**Exercise description**:
Please write out the records again, from the start through the line containing "The pneumatic actuation system 124 is", replacing "upright position" with "fully raised position" and leaving everything else unchanged.

==== Listed entries ====

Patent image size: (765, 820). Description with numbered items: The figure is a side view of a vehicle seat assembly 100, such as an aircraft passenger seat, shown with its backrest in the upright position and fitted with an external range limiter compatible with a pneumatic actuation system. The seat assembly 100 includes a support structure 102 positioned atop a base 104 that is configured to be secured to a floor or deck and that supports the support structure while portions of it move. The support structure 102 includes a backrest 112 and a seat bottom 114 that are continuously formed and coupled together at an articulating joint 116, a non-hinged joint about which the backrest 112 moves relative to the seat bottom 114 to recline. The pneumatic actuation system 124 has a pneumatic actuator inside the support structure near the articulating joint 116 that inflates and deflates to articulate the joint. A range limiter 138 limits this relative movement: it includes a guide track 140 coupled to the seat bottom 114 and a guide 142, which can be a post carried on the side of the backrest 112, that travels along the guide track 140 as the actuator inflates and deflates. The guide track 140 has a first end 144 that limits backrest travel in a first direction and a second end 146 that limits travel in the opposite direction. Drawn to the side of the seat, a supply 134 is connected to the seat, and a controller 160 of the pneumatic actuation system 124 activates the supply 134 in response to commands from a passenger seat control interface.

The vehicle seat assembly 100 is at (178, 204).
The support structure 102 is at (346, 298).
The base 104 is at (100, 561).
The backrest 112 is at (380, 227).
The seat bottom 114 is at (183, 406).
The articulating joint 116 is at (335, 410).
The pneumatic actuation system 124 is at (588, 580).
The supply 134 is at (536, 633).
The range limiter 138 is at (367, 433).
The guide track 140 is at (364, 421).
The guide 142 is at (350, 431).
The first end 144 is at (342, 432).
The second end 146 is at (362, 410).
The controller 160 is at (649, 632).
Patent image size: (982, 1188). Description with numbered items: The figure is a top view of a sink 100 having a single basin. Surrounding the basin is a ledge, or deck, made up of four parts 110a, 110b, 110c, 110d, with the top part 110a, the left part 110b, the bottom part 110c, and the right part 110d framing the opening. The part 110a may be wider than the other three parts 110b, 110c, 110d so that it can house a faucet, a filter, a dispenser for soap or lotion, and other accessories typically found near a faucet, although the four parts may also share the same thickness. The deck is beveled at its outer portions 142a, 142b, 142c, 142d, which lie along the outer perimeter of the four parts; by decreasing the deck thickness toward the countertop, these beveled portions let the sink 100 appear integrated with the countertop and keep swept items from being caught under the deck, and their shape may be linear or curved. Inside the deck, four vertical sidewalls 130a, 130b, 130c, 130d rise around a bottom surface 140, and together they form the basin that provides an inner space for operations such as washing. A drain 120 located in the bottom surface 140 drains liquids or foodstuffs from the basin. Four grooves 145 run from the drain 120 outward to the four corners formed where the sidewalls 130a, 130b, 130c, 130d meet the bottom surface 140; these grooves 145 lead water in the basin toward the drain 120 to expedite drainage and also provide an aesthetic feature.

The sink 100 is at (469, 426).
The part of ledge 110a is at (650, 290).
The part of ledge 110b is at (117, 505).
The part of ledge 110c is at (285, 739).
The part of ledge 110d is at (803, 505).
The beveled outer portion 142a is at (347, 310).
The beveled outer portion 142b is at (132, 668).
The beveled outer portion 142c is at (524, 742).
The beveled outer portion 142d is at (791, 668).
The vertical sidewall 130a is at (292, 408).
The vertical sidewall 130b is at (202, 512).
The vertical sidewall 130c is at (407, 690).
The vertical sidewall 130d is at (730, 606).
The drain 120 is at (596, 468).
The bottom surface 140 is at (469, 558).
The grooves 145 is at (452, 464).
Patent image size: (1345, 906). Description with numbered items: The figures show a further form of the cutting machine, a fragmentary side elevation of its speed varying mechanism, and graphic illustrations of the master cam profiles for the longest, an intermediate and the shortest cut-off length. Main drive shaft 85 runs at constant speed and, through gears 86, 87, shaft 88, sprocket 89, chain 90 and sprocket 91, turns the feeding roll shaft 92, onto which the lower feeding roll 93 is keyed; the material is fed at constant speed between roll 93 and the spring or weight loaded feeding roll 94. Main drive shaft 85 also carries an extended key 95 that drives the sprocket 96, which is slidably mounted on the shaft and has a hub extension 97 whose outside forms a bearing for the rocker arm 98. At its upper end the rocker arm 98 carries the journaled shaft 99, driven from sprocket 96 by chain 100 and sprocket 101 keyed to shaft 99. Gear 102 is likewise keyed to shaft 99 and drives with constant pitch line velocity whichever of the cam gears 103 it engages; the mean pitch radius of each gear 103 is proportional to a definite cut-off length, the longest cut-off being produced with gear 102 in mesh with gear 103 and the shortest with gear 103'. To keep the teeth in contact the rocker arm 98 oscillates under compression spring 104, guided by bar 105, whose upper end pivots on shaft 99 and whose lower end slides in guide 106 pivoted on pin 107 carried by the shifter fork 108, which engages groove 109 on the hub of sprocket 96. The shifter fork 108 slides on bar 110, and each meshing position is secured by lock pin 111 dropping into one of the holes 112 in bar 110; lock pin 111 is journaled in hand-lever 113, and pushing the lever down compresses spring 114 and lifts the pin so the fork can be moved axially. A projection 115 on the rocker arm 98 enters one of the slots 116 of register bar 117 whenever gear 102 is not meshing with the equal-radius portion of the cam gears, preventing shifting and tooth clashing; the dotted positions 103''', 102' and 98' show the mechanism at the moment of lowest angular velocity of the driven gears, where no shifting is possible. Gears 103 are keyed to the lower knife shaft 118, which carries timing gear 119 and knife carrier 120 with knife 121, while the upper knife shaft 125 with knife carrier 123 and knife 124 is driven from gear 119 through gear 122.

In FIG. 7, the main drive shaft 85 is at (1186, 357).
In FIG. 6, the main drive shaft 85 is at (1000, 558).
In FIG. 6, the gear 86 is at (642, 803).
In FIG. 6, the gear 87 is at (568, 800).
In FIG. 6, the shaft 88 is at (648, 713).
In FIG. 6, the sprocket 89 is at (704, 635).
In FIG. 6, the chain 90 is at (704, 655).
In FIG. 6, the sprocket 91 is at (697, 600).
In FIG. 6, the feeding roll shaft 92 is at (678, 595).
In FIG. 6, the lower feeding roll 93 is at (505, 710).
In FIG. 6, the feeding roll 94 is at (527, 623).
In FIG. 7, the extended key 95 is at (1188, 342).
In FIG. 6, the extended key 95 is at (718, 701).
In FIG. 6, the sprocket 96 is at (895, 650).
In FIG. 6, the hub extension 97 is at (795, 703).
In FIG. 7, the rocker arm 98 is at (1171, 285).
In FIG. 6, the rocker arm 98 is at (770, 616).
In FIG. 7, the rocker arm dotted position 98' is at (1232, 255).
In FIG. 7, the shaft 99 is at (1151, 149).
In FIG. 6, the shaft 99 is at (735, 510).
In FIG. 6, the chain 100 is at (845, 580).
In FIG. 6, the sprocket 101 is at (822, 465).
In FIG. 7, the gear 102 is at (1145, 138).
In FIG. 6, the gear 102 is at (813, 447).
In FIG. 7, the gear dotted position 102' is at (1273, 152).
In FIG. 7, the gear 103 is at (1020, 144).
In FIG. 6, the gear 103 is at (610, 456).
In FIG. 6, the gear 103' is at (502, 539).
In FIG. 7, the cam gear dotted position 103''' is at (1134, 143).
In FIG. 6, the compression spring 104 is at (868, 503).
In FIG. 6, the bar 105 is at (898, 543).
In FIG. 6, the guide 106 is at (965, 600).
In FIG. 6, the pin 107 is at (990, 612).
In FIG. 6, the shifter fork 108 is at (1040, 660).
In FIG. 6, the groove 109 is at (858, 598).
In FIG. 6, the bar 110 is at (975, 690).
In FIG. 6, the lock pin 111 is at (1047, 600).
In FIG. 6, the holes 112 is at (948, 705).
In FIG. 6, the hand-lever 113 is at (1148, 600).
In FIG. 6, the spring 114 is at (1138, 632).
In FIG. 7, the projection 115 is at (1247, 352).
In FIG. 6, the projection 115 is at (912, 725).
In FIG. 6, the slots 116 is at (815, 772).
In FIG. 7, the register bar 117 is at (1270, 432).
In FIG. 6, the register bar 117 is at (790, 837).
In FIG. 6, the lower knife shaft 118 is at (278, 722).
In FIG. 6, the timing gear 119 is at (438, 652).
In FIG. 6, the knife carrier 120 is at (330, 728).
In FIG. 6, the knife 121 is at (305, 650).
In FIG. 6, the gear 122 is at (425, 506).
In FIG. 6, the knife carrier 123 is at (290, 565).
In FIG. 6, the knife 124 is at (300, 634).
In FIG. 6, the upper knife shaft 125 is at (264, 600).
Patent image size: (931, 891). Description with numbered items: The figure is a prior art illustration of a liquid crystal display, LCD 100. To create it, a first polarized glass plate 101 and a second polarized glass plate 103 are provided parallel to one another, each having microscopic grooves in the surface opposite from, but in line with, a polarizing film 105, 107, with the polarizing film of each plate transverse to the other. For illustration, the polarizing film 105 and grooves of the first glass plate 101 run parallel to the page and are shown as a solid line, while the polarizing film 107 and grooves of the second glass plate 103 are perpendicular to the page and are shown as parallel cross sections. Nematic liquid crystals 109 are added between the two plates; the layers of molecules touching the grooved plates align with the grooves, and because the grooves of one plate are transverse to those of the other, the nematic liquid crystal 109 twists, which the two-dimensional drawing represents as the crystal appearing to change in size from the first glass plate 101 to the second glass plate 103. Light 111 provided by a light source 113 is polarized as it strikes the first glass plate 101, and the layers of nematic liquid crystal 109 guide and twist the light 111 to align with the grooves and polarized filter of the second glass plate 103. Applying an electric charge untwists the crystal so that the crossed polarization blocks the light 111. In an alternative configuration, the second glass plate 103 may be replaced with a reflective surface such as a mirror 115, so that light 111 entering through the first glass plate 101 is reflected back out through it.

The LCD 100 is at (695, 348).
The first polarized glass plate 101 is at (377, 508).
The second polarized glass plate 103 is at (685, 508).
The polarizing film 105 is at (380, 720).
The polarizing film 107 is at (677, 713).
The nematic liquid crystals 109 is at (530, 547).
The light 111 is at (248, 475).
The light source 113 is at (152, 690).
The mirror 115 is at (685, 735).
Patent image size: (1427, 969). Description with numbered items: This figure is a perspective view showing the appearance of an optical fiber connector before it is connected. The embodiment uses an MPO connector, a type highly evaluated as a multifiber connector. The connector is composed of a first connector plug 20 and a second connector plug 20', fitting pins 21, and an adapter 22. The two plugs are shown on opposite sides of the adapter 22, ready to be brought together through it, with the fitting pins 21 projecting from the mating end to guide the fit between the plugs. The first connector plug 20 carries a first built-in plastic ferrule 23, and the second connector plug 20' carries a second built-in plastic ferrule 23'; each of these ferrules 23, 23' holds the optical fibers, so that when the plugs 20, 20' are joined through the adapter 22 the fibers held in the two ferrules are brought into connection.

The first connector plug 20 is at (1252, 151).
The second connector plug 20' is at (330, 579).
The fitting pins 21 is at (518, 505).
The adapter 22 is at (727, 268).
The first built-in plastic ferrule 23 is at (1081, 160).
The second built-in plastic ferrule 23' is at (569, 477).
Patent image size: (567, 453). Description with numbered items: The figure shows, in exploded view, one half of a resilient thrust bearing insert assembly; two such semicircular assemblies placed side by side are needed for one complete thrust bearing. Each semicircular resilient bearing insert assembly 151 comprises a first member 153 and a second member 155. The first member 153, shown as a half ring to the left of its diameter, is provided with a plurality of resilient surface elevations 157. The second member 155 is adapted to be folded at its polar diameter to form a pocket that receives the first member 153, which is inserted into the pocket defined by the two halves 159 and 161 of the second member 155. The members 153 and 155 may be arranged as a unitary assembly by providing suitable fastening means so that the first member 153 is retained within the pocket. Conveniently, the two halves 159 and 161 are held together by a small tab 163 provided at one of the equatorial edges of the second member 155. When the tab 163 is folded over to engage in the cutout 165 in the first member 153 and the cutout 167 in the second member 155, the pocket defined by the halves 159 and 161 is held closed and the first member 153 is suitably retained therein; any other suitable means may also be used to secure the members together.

====

**Answer to the problem**:
Patent image size: (765, 820). Description with numbered items: The figure is a side view of a vehicle seat assembly 100, such as an aircraft passenger seat, shown with its backrest in the fully raised position and fitted with an external range limiter compatible with a pneumatic actuation system. The seat assembly 100 includes a support structure 102 positioned atop a base 104 that is configured to be secured to a floor or deck and that supports the support structure while portions of it move. The support structure 102 includes a backrest 112 and a seat bottom 114 that are continuously formed and coupled together at an articulating joint 116, a non-hinged joint about which the backrest 112 moves relative to the seat bottom 114 to recline. The pneumatic actuation system 124 has a pneumatic actuator inside the support structure near the articulating joint 116 that inflates and deflates to articulate the joint. A range limiter 138 limits this relative movement: it includes a guide track 140 coupled to the seat bottom 114 and a guide 142, which can be a post carried on the side of the backrest 112, that travels along the guide track 140 as the actuator inflates and deflates. The guide track 140 has a first end 144 that limits backrest travel in a first direction and a second end 146 that limits travel in the opposite direction. Drawn to the side of the seat, a supply 134 is connected to the seat, and a controller 160 of the pneumatic actuation system 124 activates the supply 134 in response to commands from a passenger seat control interface.

The vehicle seat assembly 100 is at (178, 204).
The support structure 102 is at (346, 298).
The base 104 is at (100, 561).
The backrest 112 is at (380, 227).
The seat bottom 114 is at (183, 406).
The articulating joint 116 is at (335, 410).
The pneumatic actuation system 124 is at (588, 580).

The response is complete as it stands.